▶ [TASK TO COMPLETE]: Every line that contains the word "Pest" is to be copied from the listing.

[[ SOURCE DATA, beginning ]]

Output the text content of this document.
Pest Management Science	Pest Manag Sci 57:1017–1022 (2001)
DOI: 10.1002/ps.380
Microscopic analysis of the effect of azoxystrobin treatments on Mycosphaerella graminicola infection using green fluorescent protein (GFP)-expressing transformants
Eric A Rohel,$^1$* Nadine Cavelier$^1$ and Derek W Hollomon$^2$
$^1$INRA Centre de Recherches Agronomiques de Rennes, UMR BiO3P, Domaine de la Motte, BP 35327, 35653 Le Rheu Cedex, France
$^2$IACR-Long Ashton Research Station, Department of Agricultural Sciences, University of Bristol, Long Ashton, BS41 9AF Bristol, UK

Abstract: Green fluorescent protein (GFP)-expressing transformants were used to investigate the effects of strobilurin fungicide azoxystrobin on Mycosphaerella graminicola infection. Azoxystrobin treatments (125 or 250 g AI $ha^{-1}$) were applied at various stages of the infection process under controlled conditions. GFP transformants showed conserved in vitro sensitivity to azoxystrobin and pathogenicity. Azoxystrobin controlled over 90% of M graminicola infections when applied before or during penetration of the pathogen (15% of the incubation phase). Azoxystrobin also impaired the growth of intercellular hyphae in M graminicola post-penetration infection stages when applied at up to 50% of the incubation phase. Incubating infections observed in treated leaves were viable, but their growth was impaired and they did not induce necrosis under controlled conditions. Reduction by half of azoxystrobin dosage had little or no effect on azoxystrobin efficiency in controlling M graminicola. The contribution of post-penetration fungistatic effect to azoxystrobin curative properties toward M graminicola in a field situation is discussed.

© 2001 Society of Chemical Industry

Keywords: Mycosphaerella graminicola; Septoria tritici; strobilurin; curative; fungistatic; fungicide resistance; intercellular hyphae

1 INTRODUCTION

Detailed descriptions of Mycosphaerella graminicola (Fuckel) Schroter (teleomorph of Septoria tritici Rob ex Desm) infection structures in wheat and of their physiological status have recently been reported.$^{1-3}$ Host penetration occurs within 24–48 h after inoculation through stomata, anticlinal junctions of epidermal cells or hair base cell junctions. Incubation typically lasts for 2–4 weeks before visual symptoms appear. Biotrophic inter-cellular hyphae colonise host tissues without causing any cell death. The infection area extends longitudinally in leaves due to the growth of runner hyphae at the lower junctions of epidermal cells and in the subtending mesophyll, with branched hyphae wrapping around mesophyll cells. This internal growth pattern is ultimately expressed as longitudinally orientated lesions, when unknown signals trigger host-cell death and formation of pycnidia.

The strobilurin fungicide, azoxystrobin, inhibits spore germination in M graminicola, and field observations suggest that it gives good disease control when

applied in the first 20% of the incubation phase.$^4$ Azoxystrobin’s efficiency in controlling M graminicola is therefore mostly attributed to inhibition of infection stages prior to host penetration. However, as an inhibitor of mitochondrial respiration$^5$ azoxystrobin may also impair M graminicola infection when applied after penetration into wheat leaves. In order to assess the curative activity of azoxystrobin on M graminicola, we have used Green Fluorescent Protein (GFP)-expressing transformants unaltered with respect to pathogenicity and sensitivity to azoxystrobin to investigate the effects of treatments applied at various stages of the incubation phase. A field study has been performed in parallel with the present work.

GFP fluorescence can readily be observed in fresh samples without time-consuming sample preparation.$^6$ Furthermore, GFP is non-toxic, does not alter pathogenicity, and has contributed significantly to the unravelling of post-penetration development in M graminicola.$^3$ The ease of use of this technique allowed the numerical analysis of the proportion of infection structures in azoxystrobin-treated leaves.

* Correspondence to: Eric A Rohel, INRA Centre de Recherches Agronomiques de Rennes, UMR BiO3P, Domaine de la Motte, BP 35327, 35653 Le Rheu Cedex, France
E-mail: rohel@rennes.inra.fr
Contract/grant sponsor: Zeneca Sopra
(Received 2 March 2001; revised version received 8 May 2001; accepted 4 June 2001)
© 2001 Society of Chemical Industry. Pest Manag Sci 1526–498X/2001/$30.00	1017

[[ SOURCE DATA, end ]]

▶ [ANSWER AREA]:
Pest Management Science	Pest Manag Sci 57:1017–1022 (2001)
© 2001 Society of Chemical Industry. Pest Manag Sci 1526–498X/2001/$30.00	1017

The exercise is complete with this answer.